## Begin Data shown
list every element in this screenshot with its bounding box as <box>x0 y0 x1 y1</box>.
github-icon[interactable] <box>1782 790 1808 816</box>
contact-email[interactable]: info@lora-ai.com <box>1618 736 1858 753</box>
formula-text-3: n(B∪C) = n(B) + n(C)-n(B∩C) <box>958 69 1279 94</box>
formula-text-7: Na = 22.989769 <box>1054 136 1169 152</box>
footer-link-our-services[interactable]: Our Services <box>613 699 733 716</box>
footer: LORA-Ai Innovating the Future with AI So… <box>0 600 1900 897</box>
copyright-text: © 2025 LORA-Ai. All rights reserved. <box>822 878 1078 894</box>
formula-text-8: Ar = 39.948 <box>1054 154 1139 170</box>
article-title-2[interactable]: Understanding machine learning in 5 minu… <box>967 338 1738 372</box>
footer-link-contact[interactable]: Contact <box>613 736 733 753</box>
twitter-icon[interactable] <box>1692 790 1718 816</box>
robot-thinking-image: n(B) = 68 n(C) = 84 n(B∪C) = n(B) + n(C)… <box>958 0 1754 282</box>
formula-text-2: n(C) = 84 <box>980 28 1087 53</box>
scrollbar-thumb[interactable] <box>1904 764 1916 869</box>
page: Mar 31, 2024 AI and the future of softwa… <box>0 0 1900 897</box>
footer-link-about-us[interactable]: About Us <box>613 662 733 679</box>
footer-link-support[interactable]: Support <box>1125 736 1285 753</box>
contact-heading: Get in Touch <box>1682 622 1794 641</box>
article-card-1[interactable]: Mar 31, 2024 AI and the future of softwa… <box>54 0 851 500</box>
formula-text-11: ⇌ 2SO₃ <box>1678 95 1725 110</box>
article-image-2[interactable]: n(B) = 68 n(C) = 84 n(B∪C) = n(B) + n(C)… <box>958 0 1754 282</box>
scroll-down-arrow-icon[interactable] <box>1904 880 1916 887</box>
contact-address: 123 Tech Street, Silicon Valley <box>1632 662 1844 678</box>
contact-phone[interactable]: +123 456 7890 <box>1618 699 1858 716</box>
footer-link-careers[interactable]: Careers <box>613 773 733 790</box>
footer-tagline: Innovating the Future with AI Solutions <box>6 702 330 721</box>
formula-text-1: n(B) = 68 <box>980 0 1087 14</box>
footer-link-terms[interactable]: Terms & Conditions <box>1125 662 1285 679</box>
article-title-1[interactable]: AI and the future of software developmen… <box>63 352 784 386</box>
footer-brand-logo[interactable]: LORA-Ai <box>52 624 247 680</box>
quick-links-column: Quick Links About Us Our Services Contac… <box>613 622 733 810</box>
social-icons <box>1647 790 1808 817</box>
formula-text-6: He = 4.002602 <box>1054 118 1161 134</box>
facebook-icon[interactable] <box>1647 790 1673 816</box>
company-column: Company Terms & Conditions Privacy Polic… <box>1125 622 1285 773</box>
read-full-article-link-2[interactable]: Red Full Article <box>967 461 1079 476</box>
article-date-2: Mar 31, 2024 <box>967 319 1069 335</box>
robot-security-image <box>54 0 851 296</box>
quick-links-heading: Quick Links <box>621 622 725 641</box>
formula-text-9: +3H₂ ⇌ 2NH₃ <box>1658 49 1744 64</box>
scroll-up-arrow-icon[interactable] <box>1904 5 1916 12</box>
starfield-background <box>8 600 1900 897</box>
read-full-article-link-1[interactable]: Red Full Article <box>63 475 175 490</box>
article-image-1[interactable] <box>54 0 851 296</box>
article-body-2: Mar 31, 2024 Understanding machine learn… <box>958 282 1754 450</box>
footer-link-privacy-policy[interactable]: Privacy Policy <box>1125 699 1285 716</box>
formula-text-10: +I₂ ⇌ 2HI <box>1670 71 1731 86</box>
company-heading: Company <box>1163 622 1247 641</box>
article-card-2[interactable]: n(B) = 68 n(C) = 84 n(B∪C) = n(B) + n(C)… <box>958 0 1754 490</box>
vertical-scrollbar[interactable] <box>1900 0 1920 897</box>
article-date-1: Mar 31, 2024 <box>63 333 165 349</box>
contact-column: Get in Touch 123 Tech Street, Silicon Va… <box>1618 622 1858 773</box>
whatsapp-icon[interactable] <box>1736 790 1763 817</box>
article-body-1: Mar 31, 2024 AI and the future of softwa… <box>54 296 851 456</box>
## End Data shown
* **Directions for this task**:
Extract every line of the listing above and reproduce each one without altering a single character.

* **Solved exercise**:
list every element in this screenshot with its bounding box as <box>x0 y0 x1 y1</box>.
github-icon[interactable] <box>1782 790 1808 816</box>
contact-email[interactable]: info@lora-ai.com <box>1618 736 1858 753</box>
formula-text-3: n(B∪C) = n(B) + n(C)-n(B∩C) <box>958 69 1279 94</box>
formula-text-7: Na = 22.989769 <box>1054 136 1169 152</box>
footer-link-our-services[interactable]: Our Services <box>613 699 733 716</box>
footer: LORA-Ai Innovating the Future with AI So… <box>0 600 1900 897</box>
copyright-text: © 2025 LORA-Ai. All rights reserved. <box>822 878 1078 894</box>
formula-text-8: Ar = 39.948 <box>1054 154 1139 170</box>
article-title-2[interactable]: Understanding machine learning in 5 minu… <box>967 338 1738 372</box>
footer-link-contact[interactable]: Contact <box>613 736 733 753</box>
twitter-icon[interactable] <box>1692 790 1718 816</box>
robot-thinking-image: n(B) = 68 n(C) = 84 n(B∪C) = n(B) + n(C)… <box>958 0 1754 282</box>
formula-text-2: n(C) = 84 <box>980 28 1087 53</box>
scrollbar-thumb[interactable] <box>1904 764 1916 869</box>
page: Mar 31, 2024 AI and the future of softwa… <box>0 0 1900 897</box>
footer-link-about-us[interactable]: About Us <box>613 662 733 679</box>
footer-link-support[interactable]: Support <box>1125 736 1285 753</box>
contact-heading: Get in Touch <box>1682 622 1794 641</box>
article-card-1[interactable]: Mar 31, 2024 AI and the future of softwa… <box>54 0 851 500</box>
formula-text-11: ⇌ 2SO₃ <box>1678 95 1725 110</box>
article-image-2[interactable]: n(B) = 68 n(C) = 84 n(B∪C) = n(B) + n(C)… <box>958 0 1754 282</box>
scroll-down-arrow-icon[interactable] <box>1904 880 1916 887</box>
contact-address: 123 Tech Street, Silicon Valley <box>1632 662 1844 678</box>
contact-phone[interactable]: +123 456 7890 <box>1618 699 1858 716</box>
footer-link-careers[interactable]: Careers <box>613 773 733 790</box>
footer-tagline: Innovating the Future with AI Solutions <box>6 702 330 721</box>
formula-text-1: n(B) = 68 <box>980 0 1087 14</box>
footer-link-terms[interactable]: Terms & Conditions <box>1125 662 1285 679</box>
article-title-1[interactable]: AI and the future of software developmen… <box>63 352 784 386</box>
footer-brand-logo[interactable]: LORA-Ai <box>52 624 247 680</box>
quick-links-column: Quick Links About Us Our Services Contac… <box>613 622 733 810</box>
social-icons <box>1647 790 1808 817</box>
formula-text-6: He = 4.002602 <box>1054 118 1161 134</box>
facebook-icon[interactable] <box>1647 790 1673 816</box>
company-column: Company Terms & Conditions Privacy Polic… <box>1125 622 1285 773</box>
read-full-article-link-2[interactable]: Red Full Article <box>967 461 1079 476</box>
article-date-2: Mar 31, 2024 <box>967 319 1069 335</box>
robot-security-image <box>54 0 851 296</box>
quick-links-heading: Quick Links <box>621 622 725 641</box>
formula-text-9: +3H₂ ⇌ 2NH₃ <box>1658 49 1744 64</box>
scroll-up-arrow-icon[interactable] <box>1904 5 1916 12</box>
starfield-background <box>8 600 1900 897</box>
read-full-article-link-1[interactable]: Red Full Article <box>63 475 175 490</box>
article-image-1[interactable] <box>54 0 851 296</box>
article-body-2: Mar 31, 2024 Understanding machine learn… <box>958 282 1754 450</box>
footer-link-privacy-policy[interactable]: Privacy Policy <box>1125 699 1285 716</box>
formula-text-10: +I₂ ⇌ 2HI <box>1670 71 1731 86</box>
company-heading: Company <box>1163 622 1247 641</box>
article-card-2[interactable]: n(B) = 68 n(C) = 84 n(B∪C) = n(B) + n(C)… <box>958 0 1754 490</box>
vertical-scrollbar[interactable] <box>1900 0 1920 897</box>
article-date-1: Mar 31, 2024 <box>63 333 165 349</box>
contact-column: Get in Touch 123 Tech Street, Silicon Va… <box>1618 622 1858 773</box>
whatsapp-icon[interactable] <box>1736 790 1763 817</box>
article-body-1: Mar 31, 2024 AI and the future of softwa… <box>54 296 851 456</box>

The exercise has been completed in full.